- _Task description_
In the material below, identify each line bearing the word "sorunlar". Reproduce those lines.

## START Data section

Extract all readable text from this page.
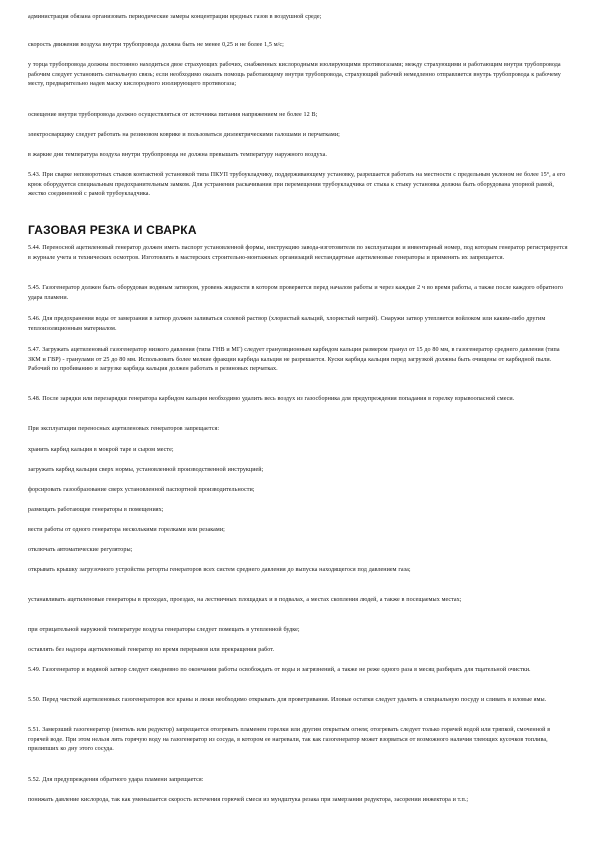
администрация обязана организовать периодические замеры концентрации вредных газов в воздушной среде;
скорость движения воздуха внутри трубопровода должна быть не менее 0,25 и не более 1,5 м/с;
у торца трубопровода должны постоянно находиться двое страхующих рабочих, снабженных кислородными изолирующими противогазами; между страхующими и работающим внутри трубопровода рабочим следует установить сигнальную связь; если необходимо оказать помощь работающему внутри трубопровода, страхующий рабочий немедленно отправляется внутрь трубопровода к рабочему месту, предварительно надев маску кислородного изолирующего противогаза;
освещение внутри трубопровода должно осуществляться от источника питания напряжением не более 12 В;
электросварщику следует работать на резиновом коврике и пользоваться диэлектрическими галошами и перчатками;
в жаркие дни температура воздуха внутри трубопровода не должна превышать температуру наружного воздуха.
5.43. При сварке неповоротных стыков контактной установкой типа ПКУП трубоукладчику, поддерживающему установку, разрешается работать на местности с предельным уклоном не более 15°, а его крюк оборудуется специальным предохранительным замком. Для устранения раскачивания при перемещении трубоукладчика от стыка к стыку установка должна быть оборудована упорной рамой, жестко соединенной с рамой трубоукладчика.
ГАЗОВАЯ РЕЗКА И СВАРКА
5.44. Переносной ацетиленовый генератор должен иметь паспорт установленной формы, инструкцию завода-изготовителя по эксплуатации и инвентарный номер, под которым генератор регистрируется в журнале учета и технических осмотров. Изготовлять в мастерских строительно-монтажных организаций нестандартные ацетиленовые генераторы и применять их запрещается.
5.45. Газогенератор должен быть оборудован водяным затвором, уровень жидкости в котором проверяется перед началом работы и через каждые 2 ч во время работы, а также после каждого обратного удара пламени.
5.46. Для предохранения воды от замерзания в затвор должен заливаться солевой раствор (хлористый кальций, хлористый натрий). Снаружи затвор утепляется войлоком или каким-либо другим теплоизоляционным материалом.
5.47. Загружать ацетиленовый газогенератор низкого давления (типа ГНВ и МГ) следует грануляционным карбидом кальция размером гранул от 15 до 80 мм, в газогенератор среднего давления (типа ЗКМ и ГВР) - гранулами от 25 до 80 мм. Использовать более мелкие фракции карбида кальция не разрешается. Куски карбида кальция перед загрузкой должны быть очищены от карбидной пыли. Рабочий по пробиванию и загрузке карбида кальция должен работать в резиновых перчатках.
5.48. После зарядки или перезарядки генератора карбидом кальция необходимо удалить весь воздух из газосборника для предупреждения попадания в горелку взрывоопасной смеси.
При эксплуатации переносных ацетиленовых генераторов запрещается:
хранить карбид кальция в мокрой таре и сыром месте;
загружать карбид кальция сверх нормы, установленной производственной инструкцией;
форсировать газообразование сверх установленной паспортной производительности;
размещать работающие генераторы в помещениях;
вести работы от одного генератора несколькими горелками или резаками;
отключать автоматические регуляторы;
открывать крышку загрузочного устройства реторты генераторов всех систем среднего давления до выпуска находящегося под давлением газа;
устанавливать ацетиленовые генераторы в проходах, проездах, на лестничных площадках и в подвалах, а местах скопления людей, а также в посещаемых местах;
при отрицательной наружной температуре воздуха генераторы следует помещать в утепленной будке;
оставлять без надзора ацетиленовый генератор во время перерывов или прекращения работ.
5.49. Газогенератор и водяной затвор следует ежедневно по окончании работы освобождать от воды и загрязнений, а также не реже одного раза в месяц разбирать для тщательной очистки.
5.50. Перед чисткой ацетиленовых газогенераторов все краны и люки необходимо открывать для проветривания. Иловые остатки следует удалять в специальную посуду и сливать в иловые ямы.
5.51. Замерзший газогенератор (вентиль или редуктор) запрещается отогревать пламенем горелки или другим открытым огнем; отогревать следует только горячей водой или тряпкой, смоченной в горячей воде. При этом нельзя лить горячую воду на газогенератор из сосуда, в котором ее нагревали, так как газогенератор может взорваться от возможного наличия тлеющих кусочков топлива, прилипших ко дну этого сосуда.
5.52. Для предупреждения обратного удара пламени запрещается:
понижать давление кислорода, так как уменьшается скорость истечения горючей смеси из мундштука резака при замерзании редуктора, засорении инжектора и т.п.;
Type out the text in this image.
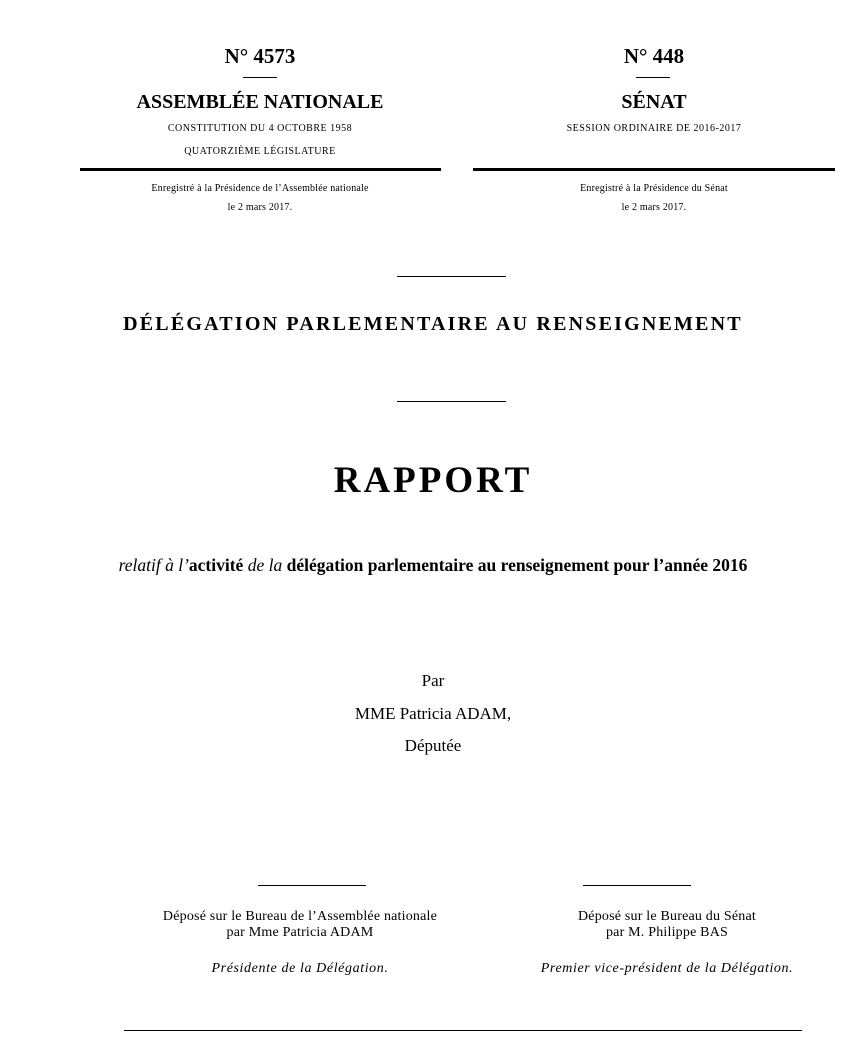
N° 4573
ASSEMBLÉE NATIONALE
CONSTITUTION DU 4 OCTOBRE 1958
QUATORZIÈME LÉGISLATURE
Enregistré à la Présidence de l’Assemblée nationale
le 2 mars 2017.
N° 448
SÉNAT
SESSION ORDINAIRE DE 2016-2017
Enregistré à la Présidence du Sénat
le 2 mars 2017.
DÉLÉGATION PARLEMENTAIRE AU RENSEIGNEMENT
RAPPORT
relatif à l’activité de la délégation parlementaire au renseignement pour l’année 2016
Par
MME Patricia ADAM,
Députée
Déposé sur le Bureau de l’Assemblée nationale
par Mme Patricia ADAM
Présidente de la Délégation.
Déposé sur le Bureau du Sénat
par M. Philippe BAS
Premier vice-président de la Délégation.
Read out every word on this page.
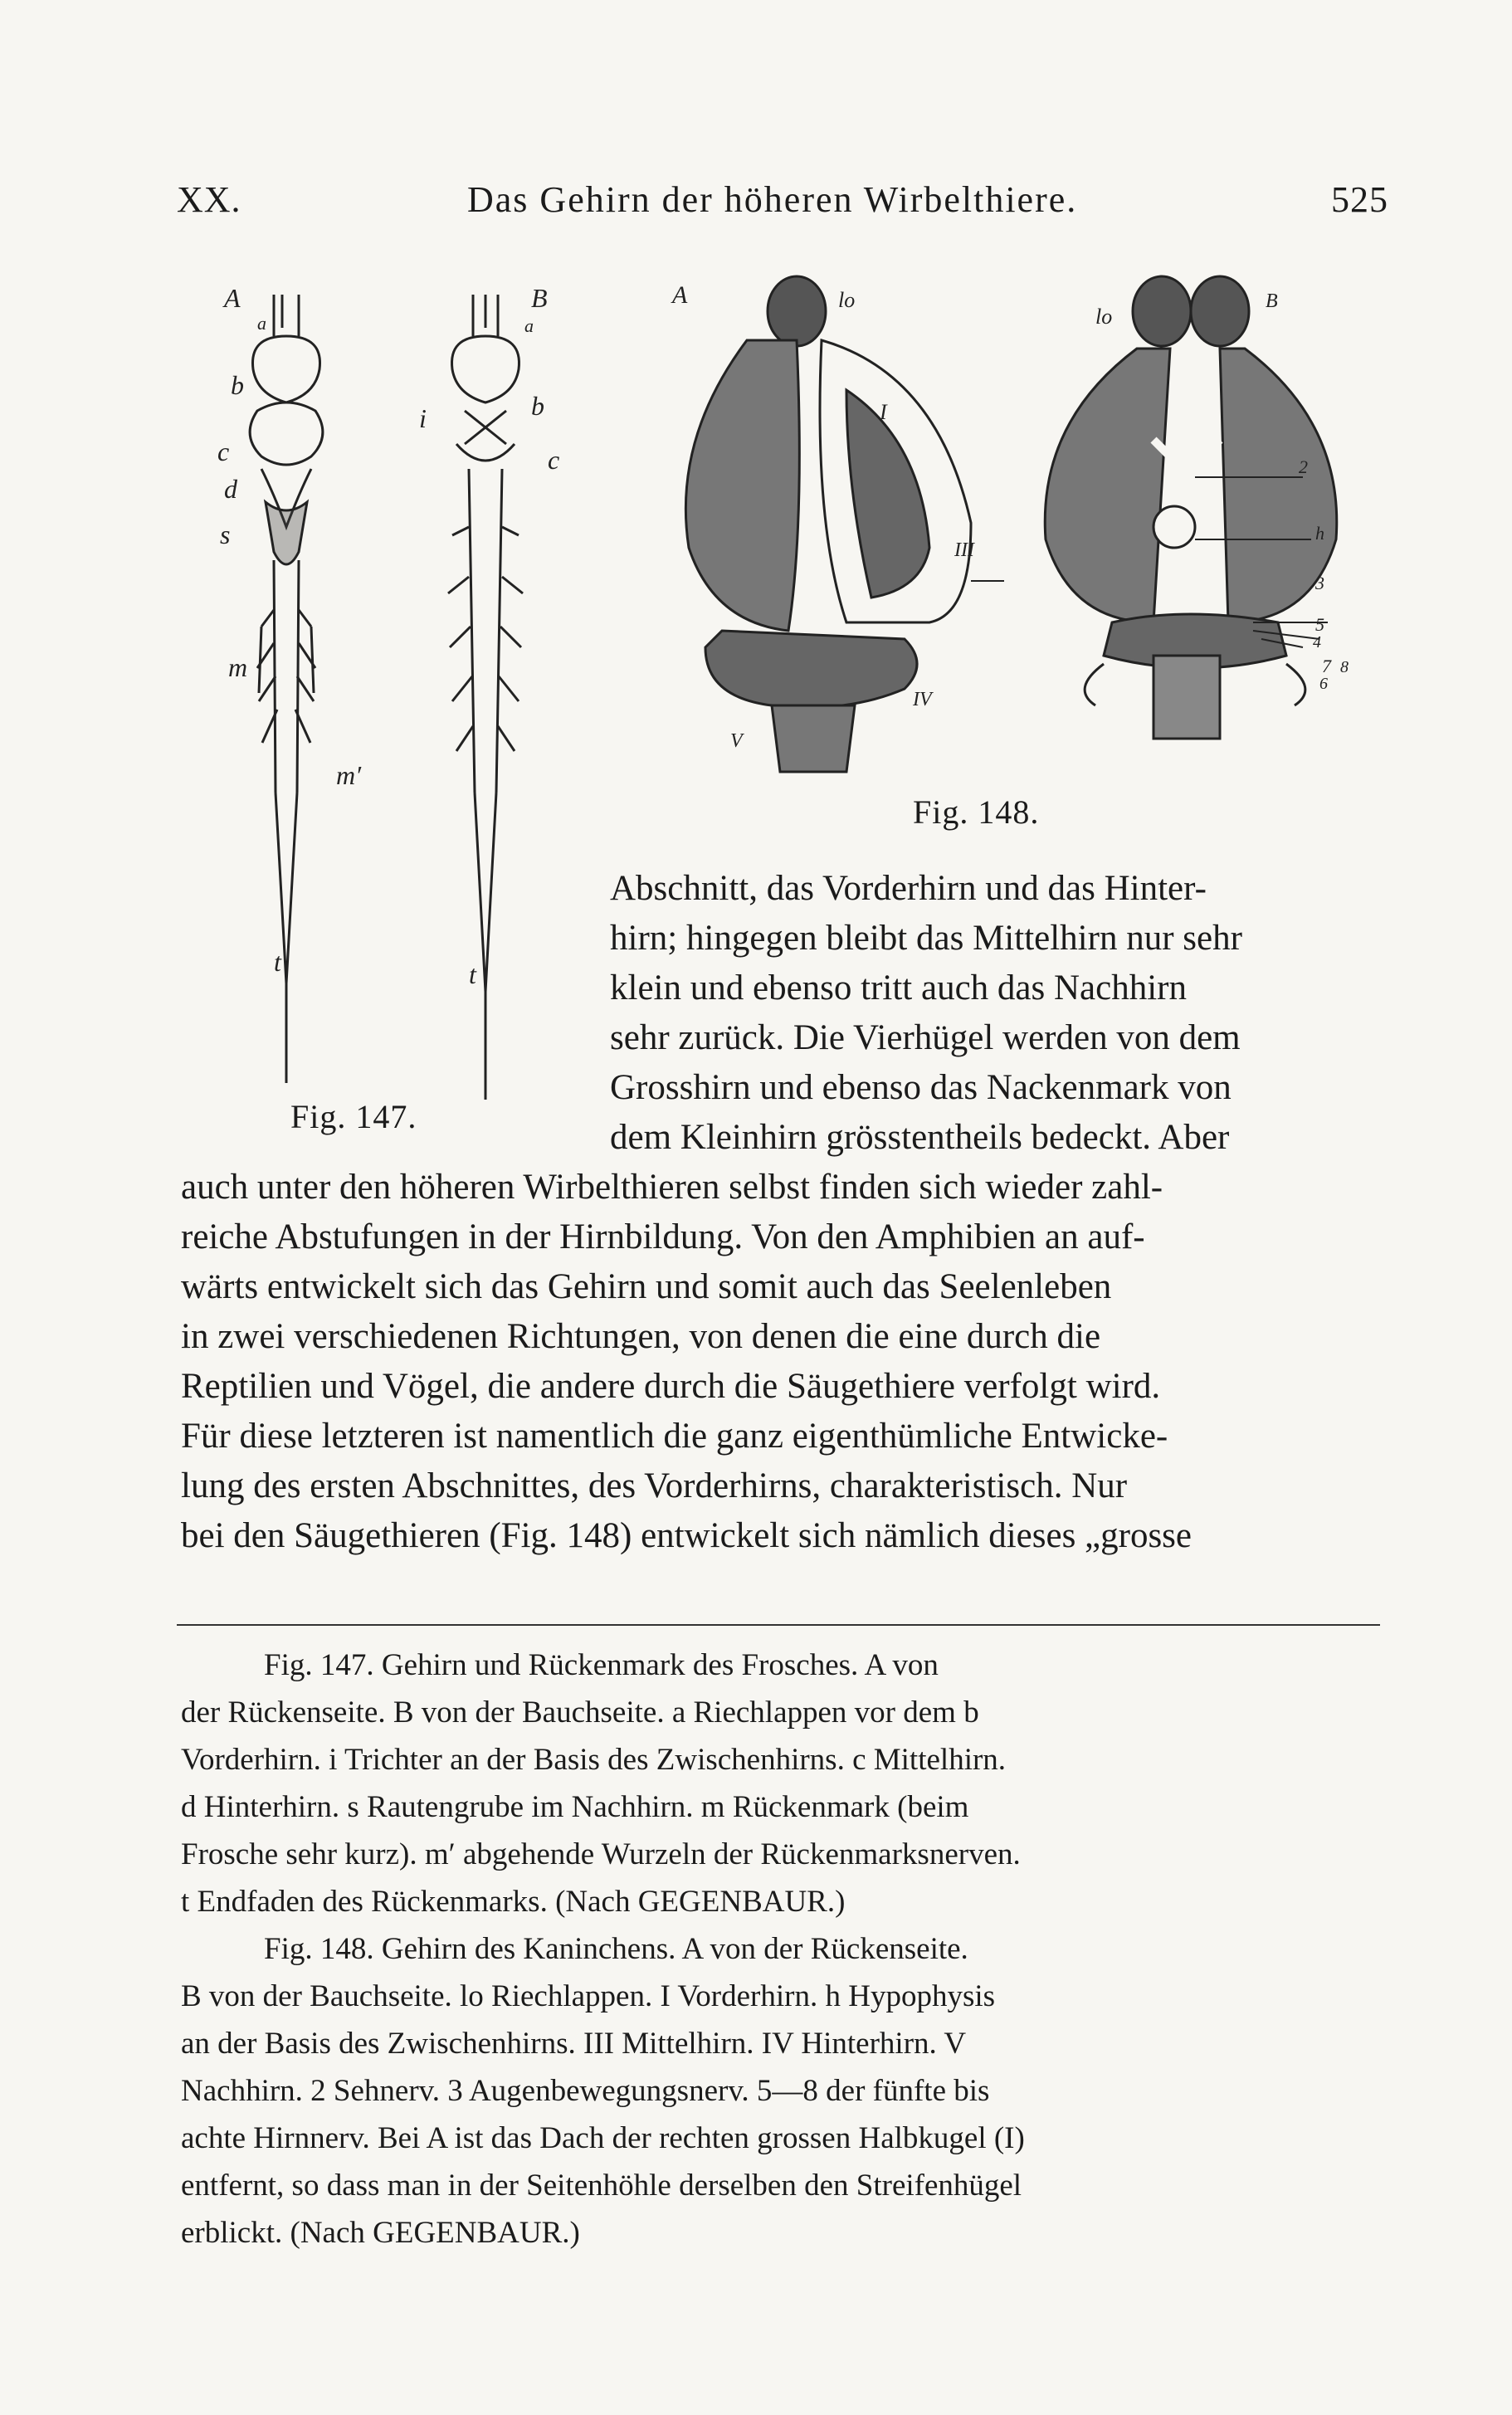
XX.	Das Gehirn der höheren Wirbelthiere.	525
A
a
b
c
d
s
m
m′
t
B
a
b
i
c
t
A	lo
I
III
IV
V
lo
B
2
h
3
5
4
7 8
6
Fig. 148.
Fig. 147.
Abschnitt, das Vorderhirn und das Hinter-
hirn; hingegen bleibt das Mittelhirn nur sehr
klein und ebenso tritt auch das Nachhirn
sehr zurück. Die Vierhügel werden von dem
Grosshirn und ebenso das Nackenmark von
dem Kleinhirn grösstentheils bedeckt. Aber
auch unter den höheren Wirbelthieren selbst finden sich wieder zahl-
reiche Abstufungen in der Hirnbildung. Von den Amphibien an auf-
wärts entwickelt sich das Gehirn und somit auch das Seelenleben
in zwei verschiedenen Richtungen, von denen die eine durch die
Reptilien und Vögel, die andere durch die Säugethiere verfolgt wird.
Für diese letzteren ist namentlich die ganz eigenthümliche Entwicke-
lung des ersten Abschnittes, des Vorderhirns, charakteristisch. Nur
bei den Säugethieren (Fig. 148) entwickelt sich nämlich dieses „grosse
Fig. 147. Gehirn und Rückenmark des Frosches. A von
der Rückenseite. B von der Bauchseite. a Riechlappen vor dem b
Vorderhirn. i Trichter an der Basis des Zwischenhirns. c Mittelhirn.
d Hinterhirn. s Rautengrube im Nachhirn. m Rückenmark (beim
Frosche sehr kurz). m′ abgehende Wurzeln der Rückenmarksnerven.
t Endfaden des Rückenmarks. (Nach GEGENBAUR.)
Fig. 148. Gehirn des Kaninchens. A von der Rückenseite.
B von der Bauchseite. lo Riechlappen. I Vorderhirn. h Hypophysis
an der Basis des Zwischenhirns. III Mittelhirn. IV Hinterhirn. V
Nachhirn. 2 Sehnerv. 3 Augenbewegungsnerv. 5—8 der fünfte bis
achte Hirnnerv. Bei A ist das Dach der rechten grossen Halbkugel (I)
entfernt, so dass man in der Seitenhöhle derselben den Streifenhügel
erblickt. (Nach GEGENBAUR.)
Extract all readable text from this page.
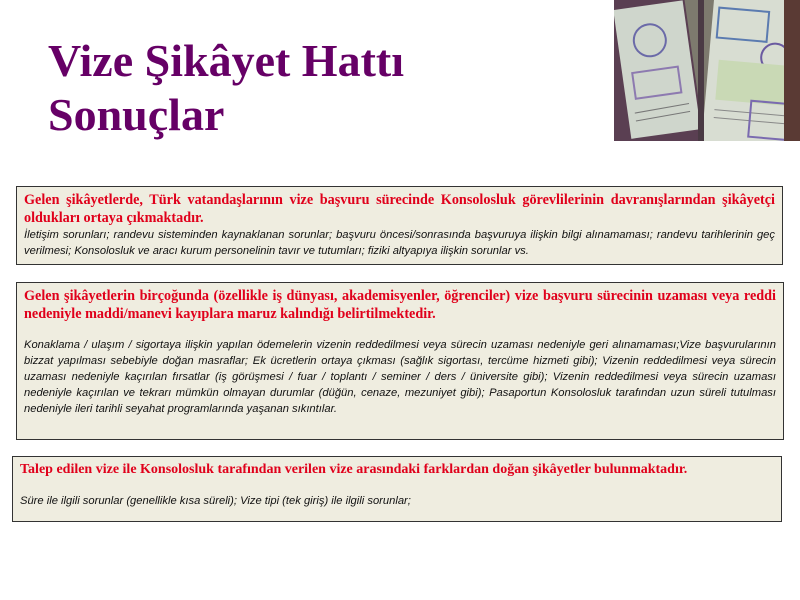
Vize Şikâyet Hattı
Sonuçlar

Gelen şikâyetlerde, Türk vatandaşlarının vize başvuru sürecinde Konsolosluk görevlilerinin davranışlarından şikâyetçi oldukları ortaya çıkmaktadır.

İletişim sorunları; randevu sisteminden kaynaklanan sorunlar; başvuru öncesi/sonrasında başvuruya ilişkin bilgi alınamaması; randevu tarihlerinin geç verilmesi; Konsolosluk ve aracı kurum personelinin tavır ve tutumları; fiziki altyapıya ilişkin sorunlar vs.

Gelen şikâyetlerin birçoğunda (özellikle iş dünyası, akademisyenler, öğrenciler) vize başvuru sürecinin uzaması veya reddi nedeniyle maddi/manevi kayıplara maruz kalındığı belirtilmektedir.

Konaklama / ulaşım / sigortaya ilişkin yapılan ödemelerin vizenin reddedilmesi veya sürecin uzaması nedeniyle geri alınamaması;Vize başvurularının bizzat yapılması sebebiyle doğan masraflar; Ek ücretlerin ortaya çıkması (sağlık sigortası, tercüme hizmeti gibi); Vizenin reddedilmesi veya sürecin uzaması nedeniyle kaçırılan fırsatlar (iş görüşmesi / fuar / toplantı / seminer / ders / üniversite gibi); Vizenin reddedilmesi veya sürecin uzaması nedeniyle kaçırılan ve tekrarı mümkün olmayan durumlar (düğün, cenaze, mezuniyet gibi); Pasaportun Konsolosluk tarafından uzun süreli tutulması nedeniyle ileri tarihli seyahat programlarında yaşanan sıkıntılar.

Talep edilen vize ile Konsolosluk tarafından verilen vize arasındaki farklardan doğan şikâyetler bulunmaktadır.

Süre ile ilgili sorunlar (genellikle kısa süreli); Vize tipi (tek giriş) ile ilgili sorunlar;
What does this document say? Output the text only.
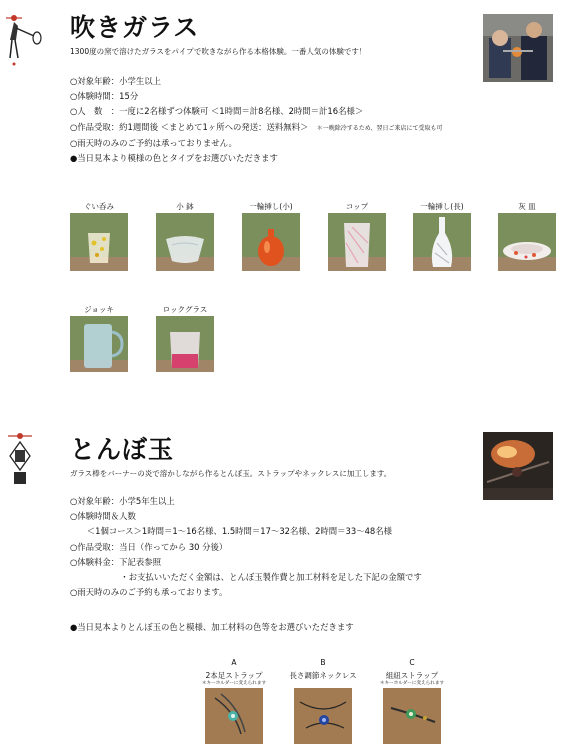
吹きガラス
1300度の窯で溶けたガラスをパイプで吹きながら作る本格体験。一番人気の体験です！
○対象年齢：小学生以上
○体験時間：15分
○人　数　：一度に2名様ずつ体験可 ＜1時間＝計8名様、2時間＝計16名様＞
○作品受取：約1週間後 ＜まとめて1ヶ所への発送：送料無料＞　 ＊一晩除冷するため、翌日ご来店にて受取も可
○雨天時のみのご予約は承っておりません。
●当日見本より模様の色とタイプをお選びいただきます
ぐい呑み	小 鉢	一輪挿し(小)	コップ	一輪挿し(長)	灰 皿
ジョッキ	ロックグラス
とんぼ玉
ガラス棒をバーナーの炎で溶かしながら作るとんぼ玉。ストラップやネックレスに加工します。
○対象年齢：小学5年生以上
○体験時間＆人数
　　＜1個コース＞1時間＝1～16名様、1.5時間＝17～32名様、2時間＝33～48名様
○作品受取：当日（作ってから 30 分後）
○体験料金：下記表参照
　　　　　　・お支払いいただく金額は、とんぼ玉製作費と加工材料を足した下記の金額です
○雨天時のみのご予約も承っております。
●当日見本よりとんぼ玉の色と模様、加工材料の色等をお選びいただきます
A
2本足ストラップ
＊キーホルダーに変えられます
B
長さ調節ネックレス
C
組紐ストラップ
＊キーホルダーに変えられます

## END Data section

- _Solution to the problem_
İletişim sorunları; randevu sisteminden kaynaklanan sorunlar; başvuru öncesi/sonrasında başvuruya ilişkin bilgi alınamaması; randevu tarihlerinin geç verilmesi; Konsolosluk ve aracı kurum personelinin tavır ve tutumları; fiziki altyapıya ilişkin sorunlar vs.
Süre ile ilgili sorunlar (genellikle kısa süreli); Vize tipi (tek giriş) ile ilgili sorunlar;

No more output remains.